Task objective — Copy the lines that follow, keeping every character the same.

Task input —
┄┄┄┄┄┄

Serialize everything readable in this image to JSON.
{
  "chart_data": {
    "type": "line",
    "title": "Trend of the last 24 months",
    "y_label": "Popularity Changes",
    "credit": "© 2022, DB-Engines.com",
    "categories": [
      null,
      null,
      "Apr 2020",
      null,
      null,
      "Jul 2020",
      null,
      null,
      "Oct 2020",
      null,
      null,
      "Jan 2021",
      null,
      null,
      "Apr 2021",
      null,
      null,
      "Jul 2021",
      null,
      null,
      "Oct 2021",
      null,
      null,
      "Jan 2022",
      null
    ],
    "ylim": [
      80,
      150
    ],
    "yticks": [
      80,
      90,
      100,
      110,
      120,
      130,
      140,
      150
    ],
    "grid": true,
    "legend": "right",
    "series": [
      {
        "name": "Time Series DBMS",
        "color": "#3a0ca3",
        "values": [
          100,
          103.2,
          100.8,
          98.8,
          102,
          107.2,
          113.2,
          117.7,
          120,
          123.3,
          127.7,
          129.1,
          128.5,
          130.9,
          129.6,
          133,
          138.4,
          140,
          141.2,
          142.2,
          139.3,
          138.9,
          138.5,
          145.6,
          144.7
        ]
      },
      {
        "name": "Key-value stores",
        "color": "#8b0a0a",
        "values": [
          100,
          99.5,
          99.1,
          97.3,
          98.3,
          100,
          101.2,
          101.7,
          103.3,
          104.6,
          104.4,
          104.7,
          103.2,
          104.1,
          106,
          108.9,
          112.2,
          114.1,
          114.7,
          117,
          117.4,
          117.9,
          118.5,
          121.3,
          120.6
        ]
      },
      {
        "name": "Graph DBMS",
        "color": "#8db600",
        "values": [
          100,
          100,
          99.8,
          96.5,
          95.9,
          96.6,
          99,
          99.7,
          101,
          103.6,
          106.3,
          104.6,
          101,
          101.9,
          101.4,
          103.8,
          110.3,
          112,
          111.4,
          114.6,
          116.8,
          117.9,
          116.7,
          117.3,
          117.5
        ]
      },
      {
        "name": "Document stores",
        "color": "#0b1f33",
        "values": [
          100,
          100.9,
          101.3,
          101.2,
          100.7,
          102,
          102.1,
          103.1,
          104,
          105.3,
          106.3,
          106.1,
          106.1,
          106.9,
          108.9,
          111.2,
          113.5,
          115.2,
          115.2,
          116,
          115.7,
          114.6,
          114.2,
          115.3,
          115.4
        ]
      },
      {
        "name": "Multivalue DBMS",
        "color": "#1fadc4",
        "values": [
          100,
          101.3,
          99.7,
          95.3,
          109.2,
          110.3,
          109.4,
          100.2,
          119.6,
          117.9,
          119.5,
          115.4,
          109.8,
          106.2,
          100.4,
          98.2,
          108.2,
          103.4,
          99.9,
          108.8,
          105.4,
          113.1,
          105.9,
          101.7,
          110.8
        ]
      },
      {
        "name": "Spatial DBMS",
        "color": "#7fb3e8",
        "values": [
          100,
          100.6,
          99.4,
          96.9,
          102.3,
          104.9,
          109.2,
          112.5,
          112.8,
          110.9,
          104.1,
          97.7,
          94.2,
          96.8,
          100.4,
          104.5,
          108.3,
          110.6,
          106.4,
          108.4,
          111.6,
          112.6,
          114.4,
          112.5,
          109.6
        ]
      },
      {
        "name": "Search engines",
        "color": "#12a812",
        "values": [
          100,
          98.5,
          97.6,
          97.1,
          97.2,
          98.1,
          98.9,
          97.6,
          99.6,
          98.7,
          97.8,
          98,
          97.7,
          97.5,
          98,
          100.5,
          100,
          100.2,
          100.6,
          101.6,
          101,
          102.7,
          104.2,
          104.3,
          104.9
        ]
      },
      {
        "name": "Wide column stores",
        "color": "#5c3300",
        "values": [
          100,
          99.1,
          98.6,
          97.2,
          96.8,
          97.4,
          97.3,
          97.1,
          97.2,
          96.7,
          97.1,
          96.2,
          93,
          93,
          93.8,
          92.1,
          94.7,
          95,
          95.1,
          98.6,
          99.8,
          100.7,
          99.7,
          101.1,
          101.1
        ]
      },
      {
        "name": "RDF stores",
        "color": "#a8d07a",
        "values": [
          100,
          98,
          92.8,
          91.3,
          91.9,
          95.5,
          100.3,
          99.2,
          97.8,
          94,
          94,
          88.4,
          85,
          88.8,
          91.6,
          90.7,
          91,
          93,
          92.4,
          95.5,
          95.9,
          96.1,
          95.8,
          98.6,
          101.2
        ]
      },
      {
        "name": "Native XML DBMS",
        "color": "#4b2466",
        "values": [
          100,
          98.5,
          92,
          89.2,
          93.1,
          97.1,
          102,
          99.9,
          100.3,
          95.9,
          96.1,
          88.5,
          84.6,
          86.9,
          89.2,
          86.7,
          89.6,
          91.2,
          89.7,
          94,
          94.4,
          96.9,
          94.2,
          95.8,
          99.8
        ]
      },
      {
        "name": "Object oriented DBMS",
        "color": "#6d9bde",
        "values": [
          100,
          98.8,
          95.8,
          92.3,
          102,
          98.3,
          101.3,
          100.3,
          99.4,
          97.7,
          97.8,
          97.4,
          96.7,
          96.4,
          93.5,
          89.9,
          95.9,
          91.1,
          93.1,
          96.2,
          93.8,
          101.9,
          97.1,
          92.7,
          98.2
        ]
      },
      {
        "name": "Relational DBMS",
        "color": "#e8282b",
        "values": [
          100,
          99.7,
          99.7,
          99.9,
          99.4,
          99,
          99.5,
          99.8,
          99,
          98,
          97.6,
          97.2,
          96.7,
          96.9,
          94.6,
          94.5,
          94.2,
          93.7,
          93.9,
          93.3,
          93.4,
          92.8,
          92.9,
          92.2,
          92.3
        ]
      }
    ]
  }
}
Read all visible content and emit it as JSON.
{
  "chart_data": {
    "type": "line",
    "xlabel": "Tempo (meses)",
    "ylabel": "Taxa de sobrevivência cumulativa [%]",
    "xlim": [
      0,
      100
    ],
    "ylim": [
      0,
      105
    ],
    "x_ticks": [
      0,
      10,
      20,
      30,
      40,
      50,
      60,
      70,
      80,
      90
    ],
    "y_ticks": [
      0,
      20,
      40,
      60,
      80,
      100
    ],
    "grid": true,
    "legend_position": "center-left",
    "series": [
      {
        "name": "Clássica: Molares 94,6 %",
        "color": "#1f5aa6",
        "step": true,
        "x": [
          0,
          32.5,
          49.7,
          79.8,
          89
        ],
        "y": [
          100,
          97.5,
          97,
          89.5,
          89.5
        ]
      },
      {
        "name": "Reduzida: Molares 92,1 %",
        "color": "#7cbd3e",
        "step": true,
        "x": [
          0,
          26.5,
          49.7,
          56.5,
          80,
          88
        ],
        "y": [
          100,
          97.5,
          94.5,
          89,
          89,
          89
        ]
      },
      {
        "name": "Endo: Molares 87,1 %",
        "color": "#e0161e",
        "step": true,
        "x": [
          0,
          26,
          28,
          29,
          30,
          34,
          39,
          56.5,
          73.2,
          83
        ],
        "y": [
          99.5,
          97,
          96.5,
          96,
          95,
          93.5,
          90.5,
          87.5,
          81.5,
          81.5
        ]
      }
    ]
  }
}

┄┄┄┄┄┄

Solution to the exercise —
Serialize everything readable in this image to JSON.
{
  "chart_data": {
    "type": "line",
    "title": "Trend of the last 24 months",
    "y_label": "Popularity Changes",
    "credit": "© 2022, DB-Engines.com",
    "categories": [
      null,
      null,
      "Apr 2020",
      null,
      null,
      "Jul 2020",
      null,
      null,
      "Oct 2020",
      null,
      null,
      "Jan 2021",
      null,
      null,
      "Apr 2021",
      null,
      null,
      "Jul 2021",
      null,
      null,
      "Oct 2021",
      null,
      null,
      "Jan 2022",
      null
    ],
    "ylim": [
      80,
      150
    ],
    "yticks": [
      80,
      90,
      100,
      110,
      120,
      130,
      140,
      150
    ],
    "grid": true,
    "legend": "right",
    "series": [
      {
        "name": "Time Series DBMS",
        "color": "#3a0ca3",
        "values": [
          100,
          103.2,
          100.8,
          98.8,
          102,
          107.2,
          113.2,
          117.7,
          120,
          123.3,
          127.7,
          129.1,
          128.5,
          130.9,
          129.6,
          133,
          138.4,
          140,
          141.2,
          142.2,
          139.3,
          138.9,
          138.5,
          145.6,
          144.7
        ]
      },
      {
        "name": "Key-value stores",
        "color": "#8b0a0a",
        "values": [
          100,
          99.5,
          99.1,
          97.3,
          98.3,
          100,
          101.2,
          101.7,
          103.3,
          104.6,
          104.4,
          104.7,
          103.2,
          104.1,
          106,
          108.9,
          112.2,
          114.1,
          114.7,
          117,
          117.4,
          117.9,
          118.5,
          121.3,
          120.6
        ]
      },
      {
        "name": "Graph DBMS",
        "color": "#8db600",
        "values": [
          100,
          100,
          99.8,
          96.5,
          95.9,
          96.6,
          99,
          99.7,
          101,
          103.6,
          106.3,
          104.6,
          101,
          101.9,
          101.4,
          103.8,
          110.3,
          112,
          111.4,
          114.6,
          116.8,
          117.9,
          116.7,
          117.3,
          117.5
        ]
      },
      {
        "name": "Document stores",
        "color": "#0b1f33",
        "values": [
          100,
          100.9,
          101.3,
          101.2,
          100.7,
          102,
          102.1,
          103.1,
          104,
          105.3,
          106.3,
          106.1,
          106.1,
          106.9,
          108.9,
          111.2,
          113.5,
          115.2,
          115.2,
          116,
          115.7,
          114.6,
          114.2,
          115.3,
          115.4
        ]
      },
      {
        "name": "Multivalue DBMS",
        "color": "#1fadc4",
        "values": [
          100,
          101.3,
          99.7,
          95.3,
          109.2,
          110.3,
          109.4,
          100.2,
          119.6,
          117.9,
          119.5,
          115.4,
          109.8,
          106.2,
          100.4,
          98.2,
          108.2,
          103.4,
          99.9,
          108.8,
          105.4,
          113.1,
          105.9,
          101.7,
          110.8
        ]
      },
      {
        "name": "Spatial DBMS",
        "color": "#7fb3e8",
        "values": [
          100,
          100.6,
          99.4,
          96.9,
          102.3,
          104.9,
          109.2,
          112.5,
          112.8,
          110.9,
          104.1,
          97.7,
          94.2,
          96.8,
          100.4,
          104.5,
          108.3,
          110.6,
          106.4,
          108.4,
          111.6,
          112.6,
          114.4,
          112.5,
          109.6
        ]
      },
      {
        "name": "Search engines",
        "color": "#12a812",
        "values": [
          100,
          98.5,
          97.6,
          97.1,
          97.2,
          98.1,
          98.9,
          97.6,
          99.6,
          98.7,
          97.8,
          98,
          97.7,
          97.5,
          98,
          100.5,
          100,
          100.2,
          100.6,
          101.6,
          101,
          102.7,
          104.2,
          104.3,
          104.9
        ]
      },
      {
        "name": "Wide column stores",
        "color": "#5c3300",
        "values": [
          100,
          99.1,
          98.6,
          97.2,
          96.8,
          97.4,
          97.3,
          97.1,
          97.2,
          96.7,
          97.1,
          96.2,
          93,
          93,
          93.8,
          92.1,
          94.7,
          95,
          95.1,
          98.6,
          99.8,
          100.7,
          99.7,
          101.1,
          101.1
        ]
      },
      {
        "name": "RDF stores",
        "color": "#a8d07a",
        "values": [
          100,
          98,
          92.8,
          91.3,
          91.9,
          95.5,
          100.3,
          99.2,
          97.8,
          94,
          94,
          88.4,
          85,
          88.8,
          91.6,
          90.7,
          91,
          93,
          92.4,
          95.5,
          95.9,
          96.1,
          95.8,
          98.6,
          101.2
        ]
      },
      {
        "name": "Native XML DBMS",
        "color": "#4b2466",
        "values": [
          100,
          98.5,
          92,
          89.2,
          93.1,
          97.1,
          102,
          99.9,
          100.3,
          95.9,
          96.1,
          88.5,
          84.6,
          86.9,
          89.2,
          86.7,
          89.6,
          91.2,
          89.7,
          94,
          94.4,
          96.9,
          94.2,
          95.8,
          99.8
        ]
      },
      {
        "name": "Object oriented DBMS",
        "color": "#6d9bde",
        "values": [
          100,
          98.8,
          95.8,
          92.3,
          102,
          98.3,
          101.3,
          100.3,
          99.4,
          97.7,
          97.8,
          97.4,
          96.7,
          96.4,
          93.5,
          89.9,
          95.9,
          91.1,
          93.1,
          96.2,
          93.8,
          101.9,
          97.1,
          92.7,
          98.2
        ]
      },
      {
        "name": "Relational DBMS",
        "color": "#e8282b",
        "values": [
          100,
          99.7,
          99.7,
          99.9,
          99.4,
          99,
          99.5,
          99.8,
          99,
          98,
          97.6,
          97.2,
          96.7,
          96.9,
          94.6,
          94.5,
          94.2,
          93.7,
          93.9,
          93.3,
          93.4,
          92.8,
          92.9,
          92.2,
          92.3
        ]
      }
    ]
  }
}
Read all visible content and emit it as JSON.
{
  "chart_data": {
    "type": "line",
    "xlabel": "Tempo (meses)",
    "ylabel": "Taxa de sobrevivência cumulativa [%]",
    "xlim": [
      0,
      100
    ],
    "ylim": [
      0,
      105
    ],
    "x_ticks": [
      0,
      10,
      20,
      30,
      40,
      50,
      60,
      70,
      80,
      90
    ],
    "y_ticks": [
      0,
      20,
      40,
      60,
      80,
      100
    ],
    "grid": true,
    "legend_position": "center-left",
    "series": [
      {
        "name": "Clássica: Molares 94,6 %",
        "color": "#1f5aa6",
        "step": true,
        "x": [
          0,
          32.5,
          49.7,
          79.8,
          89
        ],
        "y": [
          100,
          97.5,
          97,
          89.5,
          89.5
        ]
      },
      {
        "name": "Reduzida: Molares 92,1 %",
        "color": "#7cbd3e",
        "step": true,
        "x": [
          0,
          26.5,
          49.7,
          56.5,
          80,
          88
        ],
        "y": [
          100,
          97.5,
          94.5,
          89,
          89,
          89
        ]
      },
      {
        "name": "Endo: Molares 87,1 %",
        "color": "#e0161e",
        "step": true,
        "x": [
          0,
          26,
          28,
          29,
          30,
          34,
          39,
          56.5,
          73.2,
          83
        ],
        "y": [
          99.5,
          97,
          96.5,
          96,
          95,
          93.5,
          90.5,
          87.5,
          81.5,
          81.5
        ]
      }
    ]
  }
}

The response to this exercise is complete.